The 2015 dilemma

The government announced yesterday that local government funding will be reduced by 2.9 percent next year. That might not look much but, coming after four years of spending cuts, even 2.9 percent can be hard to find. It’s probably not enough to make any council collapse, though. At least, not yet. Most of the dire warnings from local government leaders are about what will happen after 2015.

Though this settlement will take us up to the next election, it’s not the end of the story. The chancellor has shunted a lot of his planned spending cuts into the next parliament. Whatever else you might think about George Osborne, he’s not stupid. The last thing you want in the run up to an election is the failure of a high-profile council. No, the time for major service collapse is just after an election when you’ve got five years left to do something about it or, at least, to spin the story so that someone else gets the blame. So it’s after 2015 that the next round of cuts will really kick in.

Few people believe that the chancellor’s public service cuts are achievable without the disappearance of many public services. If you cut public service spending to 16 percent of GDP, and health, education, elderly care and defence take up around 13 percent, everything else is pretty much stuffed. (See previous post for more on this.)

The IFS doesn’t believe it’s do-able and, reading between the lines, neither does the OBR.

[Stored data entries]
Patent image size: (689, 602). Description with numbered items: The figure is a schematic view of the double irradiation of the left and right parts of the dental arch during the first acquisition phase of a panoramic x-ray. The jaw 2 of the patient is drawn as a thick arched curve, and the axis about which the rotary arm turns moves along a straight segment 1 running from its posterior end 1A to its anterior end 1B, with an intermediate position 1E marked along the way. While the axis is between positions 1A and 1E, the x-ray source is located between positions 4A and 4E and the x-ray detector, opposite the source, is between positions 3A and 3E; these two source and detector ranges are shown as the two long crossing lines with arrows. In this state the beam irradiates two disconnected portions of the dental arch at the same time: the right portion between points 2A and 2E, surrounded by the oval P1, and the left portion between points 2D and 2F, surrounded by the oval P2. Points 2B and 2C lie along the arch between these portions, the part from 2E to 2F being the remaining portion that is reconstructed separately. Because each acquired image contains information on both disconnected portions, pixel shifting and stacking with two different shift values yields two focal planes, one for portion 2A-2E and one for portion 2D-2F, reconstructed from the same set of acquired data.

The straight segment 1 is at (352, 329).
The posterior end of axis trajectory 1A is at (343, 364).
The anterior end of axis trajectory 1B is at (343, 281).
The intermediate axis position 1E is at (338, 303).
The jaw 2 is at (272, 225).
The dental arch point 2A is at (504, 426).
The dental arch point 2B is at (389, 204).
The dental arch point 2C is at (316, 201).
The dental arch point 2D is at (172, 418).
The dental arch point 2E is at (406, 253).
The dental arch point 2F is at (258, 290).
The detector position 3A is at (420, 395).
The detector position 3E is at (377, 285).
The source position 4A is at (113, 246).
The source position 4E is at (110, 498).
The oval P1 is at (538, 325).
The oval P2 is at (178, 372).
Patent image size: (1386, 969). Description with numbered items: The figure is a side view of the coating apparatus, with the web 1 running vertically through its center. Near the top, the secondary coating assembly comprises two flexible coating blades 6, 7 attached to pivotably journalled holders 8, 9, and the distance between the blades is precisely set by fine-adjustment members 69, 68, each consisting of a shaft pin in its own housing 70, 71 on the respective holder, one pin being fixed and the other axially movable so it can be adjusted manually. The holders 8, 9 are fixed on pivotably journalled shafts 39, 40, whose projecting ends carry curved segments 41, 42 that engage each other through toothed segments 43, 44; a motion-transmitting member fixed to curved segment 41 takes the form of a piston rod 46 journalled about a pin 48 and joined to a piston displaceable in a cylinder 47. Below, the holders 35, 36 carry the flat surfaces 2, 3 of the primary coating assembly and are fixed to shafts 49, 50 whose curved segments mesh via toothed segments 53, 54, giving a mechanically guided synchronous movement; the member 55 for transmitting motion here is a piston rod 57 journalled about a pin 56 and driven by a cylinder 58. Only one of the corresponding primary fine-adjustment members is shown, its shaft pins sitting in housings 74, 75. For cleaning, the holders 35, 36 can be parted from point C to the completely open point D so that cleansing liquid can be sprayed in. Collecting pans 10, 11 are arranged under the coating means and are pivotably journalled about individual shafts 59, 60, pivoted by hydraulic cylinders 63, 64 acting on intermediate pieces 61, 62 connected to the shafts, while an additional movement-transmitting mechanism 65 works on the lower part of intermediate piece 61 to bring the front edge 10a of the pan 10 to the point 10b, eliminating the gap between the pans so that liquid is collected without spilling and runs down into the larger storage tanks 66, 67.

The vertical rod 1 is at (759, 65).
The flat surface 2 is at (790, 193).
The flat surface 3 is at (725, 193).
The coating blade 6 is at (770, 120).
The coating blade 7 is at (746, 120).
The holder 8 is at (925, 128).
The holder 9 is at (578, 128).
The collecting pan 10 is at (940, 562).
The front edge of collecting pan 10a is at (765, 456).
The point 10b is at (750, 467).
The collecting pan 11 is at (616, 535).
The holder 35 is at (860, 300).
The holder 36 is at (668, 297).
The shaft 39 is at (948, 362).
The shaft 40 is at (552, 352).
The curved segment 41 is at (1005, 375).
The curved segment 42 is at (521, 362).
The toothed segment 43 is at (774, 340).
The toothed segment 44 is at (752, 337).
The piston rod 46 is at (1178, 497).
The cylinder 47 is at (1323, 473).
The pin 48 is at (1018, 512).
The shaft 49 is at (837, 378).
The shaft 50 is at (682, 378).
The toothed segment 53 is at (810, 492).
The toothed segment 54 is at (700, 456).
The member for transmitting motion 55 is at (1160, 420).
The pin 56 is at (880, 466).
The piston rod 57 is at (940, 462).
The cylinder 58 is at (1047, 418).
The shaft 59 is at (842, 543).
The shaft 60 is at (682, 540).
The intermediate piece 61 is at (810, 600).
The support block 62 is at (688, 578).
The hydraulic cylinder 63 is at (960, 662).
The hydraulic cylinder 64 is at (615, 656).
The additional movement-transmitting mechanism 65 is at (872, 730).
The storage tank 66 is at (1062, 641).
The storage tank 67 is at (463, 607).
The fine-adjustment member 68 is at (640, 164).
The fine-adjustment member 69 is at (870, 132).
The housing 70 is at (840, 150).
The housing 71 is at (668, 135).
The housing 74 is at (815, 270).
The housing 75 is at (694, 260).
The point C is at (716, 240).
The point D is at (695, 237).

▶ **Problems**
1. According to the post on the 2015 funding dilemma, by how much will local government funding be reduced next year?
2. Return the part of the post on the 2015 funding dilemma between "The government announced" and "happen after 2015.", inclusive.
3. Resume the post on the 2015 funding dilemma, starting after its final sentence.

▶ **Responses by task**
1. By 2.9 percent.

2.
The government announced yesterday that local government funding will be reduced by 2.9 percent next year. That might not look much but, coming after four years of spending cuts, even 2.9 percent can be hard to find. It’s probably not enough to make any council collapse, though. At least, not yet. Most of the dire warnings from local government leaders are about what will happen after 2015.

3.
Whoever wins the next election will face a dilemma. By 2015, the strategies for coping with spending cuts will have reached their limits. You can only do so much with efficiency savings and local authority reserves will be exhausted by 2018. There will be a lot of bluster about hitting scroungers and reducing the welfare budget but none of the measures announced will actually save very much.

There’s an old saying used when pricing jobs. ‘You can have it good, fast or cheap. Pick two.’ A similar dilemma faces the next government. Maintaining public services at their already diminished 2015 level, avoiding major tax hikes and reducing the deficit are incompatible aims. Something will have to give. The IFS calculates that to avoid any further spending cuts after 2015 will require a tax increase of £25 billion. Reducing public service spending to 16 percent of GDP, which is the implication of government’s current stated plans, will lead to the complete collapse of some public services. Extending the deficit reduction timetable will be mean higher public debt and more money going on debt repayments.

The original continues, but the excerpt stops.